§ **Directions for this task**
Repeat, without any change, the entries presented below.

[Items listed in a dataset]
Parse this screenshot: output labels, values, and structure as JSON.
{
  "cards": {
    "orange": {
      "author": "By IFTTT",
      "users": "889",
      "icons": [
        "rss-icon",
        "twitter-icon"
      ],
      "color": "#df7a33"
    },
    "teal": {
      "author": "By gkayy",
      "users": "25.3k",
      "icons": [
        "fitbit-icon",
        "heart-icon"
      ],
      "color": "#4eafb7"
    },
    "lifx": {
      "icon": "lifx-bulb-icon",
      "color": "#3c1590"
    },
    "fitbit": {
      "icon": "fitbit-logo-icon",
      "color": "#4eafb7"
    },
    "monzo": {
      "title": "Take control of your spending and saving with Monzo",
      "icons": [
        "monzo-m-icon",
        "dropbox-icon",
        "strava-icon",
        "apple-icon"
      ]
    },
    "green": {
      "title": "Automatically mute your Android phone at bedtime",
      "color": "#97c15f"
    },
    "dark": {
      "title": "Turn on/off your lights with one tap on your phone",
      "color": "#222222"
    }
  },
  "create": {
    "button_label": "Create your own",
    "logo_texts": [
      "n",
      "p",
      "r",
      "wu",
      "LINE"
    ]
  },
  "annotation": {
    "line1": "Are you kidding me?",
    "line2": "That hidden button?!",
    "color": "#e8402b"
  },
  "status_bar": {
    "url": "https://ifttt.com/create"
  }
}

§ **Solution for this problem**
Parse this screenshot: output labels, values, and structure as JSON.
{
  "cards": {
    "orange": {
      "author": "By IFTTT",
      "users": "889",
      "icons": [
        "rss-icon",
        "twitter-icon"
      ],
      "color": "#df7a33"
    },
    "teal": {
      "author": "By gkayy",
      "users": "25.3k",
      "icons": [
        "fitbit-icon",
        "heart-icon"
      ],
      "color": "#4eafb7"
    },
    "lifx": {
      "icon": "lifx-bulb-icon",
      "color": "#3c1590"
    },
    "fitbit": {
      "icon": "fitbit-logo-icon",
      "color": "#4eafb7"
    },
    "monzo": {
      "title": "Take control of your spending and saving with Monzo",
      "icons": [
        "monzo-m-icon",
        "dropbox-icon",
        "strava-icon",
        "apple-icon"
      ]
    },
    "green": {
      "title": "Automatically mute your Android phone at bedtime",
      "color": "#97c15f"
    },
    "dark": {
      "title": "Turn on/off your lights with one tap on your phone",
      "color": "#222222"
    }
  },
  "create": {
    "button_label": "Create your own",
    "logo_texts": [
      "n",
      "p",
      "r",
      "wu",
      "LINE"
    ]
  },
  "annotation": {
    "line1": "Are you kidding me?",
    "line2": "That hidden button?!",
    "color": "#e8402b"
  },
  "status_bar": {
    "url": "https://ifttt.com/create"
  }
}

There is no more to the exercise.